▶ _Given exercise_: Pictures don't belong in the copy; print all the records exactly.

▶ _Data records_:
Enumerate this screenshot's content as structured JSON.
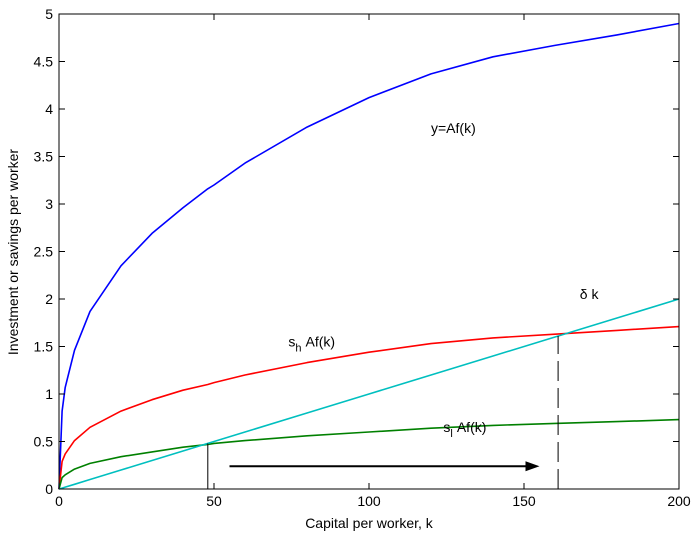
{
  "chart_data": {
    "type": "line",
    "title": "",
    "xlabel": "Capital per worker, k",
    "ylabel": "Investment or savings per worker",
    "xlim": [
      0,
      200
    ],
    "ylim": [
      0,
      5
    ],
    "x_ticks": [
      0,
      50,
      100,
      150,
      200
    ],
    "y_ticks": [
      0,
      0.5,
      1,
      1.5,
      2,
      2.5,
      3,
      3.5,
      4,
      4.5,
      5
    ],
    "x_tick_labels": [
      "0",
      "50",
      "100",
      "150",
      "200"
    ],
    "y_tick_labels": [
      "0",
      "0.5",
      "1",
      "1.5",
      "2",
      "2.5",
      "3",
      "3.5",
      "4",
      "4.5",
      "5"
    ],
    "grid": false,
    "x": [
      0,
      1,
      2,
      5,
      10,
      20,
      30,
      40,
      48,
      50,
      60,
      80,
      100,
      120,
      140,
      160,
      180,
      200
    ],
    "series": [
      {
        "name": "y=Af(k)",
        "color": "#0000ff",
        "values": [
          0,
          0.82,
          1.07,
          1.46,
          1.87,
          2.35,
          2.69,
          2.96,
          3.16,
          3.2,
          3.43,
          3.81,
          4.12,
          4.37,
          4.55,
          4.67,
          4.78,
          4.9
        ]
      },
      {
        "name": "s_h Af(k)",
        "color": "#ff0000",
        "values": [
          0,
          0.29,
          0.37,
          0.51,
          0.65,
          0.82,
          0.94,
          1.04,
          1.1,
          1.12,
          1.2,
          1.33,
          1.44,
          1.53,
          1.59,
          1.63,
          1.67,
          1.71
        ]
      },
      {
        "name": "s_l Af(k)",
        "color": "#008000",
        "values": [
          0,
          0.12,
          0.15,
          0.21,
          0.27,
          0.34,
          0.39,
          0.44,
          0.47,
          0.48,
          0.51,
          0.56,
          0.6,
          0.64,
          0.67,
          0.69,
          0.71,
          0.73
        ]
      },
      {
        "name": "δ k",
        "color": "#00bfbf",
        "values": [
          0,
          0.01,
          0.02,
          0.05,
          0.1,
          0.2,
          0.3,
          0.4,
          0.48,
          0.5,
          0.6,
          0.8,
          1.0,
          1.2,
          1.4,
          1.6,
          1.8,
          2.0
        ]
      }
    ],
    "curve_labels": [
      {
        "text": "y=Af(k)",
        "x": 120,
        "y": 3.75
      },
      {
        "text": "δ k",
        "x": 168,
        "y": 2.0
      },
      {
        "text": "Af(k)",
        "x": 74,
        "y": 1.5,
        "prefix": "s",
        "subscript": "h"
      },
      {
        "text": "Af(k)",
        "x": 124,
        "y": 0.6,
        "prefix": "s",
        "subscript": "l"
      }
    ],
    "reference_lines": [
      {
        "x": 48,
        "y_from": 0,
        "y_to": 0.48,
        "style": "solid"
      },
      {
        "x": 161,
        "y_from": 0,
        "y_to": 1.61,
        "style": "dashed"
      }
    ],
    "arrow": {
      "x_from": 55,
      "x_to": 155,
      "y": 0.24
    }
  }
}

▶ _The solution_:
Enumerate this screenshot's content as structured JSON.
{
  "chart_data": {
    "type": "line",
    "title": "",
    "xlabel": "Capital per worker, k",
    "ylabel": "Investment or savings per worker",
    "xlim": [
      0,
      200
    ],
    "ylim": [
      0,
      5
    ],
    "x_ticks": [
      0,
      50,
      100,
      150,
      200
    ],
    "y_ticks": [
      0,
      0.5,
      1,
      1.5,
      2,
      2.5,
      3,
      3.5,
      4,
      4.5,
      5
    ],
    "x_tick_labels": [
      "0",
      "50",
      "100",
      "150",
      "200"
    ],
    "y_tick_labels": [
      "0",
      "0.5",
      "1",
      "1.5",
      "2",
      "2.5",
      "3",
      "3.5",
      "4",
      "4.5",
      "5"
    ],
    "grid": false,
    "x": [
      0,
      1,
      2,
      5,
      10,
      20,
      30,
      40,
      48,
      50,
      60,
      80,
      100,
      120,
      140,
      160,
      180,
      200
    ],
    "series": [
      {
        "name": "y=Af(k)",
        "color": "#0000ff",
        "values": [
          0,
          0.82,
          1.07,
          1.46,
          1.87,
          2.35,
          2.69,
          2.96,
          3.16,
          3.2,
          3.43,
          3.81,
          4.12,
          4.37,
          4.55,
          4.67,
          4.78,
          4.9
        ]
      },
      {
        "name": "s_h Af(k)",
        "color": "#ff0000",
        "values": [
          0,
          0.29,
          0.37,
          0.51,
          0.65,
          0.82,
          0.94,
          1.04,
          1.1,
          1.12,
          1.2,
          1.33,
          1.44,
          1.53,
          1.59,
          1.63,
          1.67,
          1.71
        ]
      },
      {
        "name": "s_l Af(k)",
        "color": "#008000",
        "values": [
          0,
          0.12,
          0.15,
          0.21,
          0.27,
          0.34,
          0.39,
          0.44,
          0.47,
          0.48,
          0.51,
          0.56,
          0.6,
          0.64,
          0.67,
          0.69,
          0.71,
          0.73
        ]
      },
      {
        "name": "δ k",
        "color": "#00bfbf",
        "values": [
          0,
          0.01,
          0.02,
          0.05,
          0.1,
          0.2,
          0.3,
          0.4,
          0.48,
          0.5,
          0.6,
          0.8,
          1.0,
          1.2,
          1.4,
          1.6,
          1.8,
          2.0
        ]
      }
    ],
    "curve_labels": [
      {
        "text": "y=Af(k)",
        "x": 120,
        "y": 3.75
      },
      {
        "text": "δ k",
        "x": 168,
        "y": 2.0
      },
      {
        "text": "Af(k)",
        "x": 74,
        "y": 1.5,
        "prefix": "s",
        "subscript": "h"
      },
      {
        "text": "Af(k)",
        "x": 124,
        "y": 0.6,
        "prefix": "s",
        "subscript": "l"
      }
    ],
    "reference_lines": [
      {
        "x": 48,
        "y_from": 0,
        "y_to": 0.48,
        "style": "solid"
      },
      {
        "x": 161,
        "y_from": 0,
        "y_to": 1.61,
        "style": "dashed"
      }
    ],
    "arrow": {
      "x_from": 55,
      "x_to": 155,
      "y": 0.24
    }
  }
}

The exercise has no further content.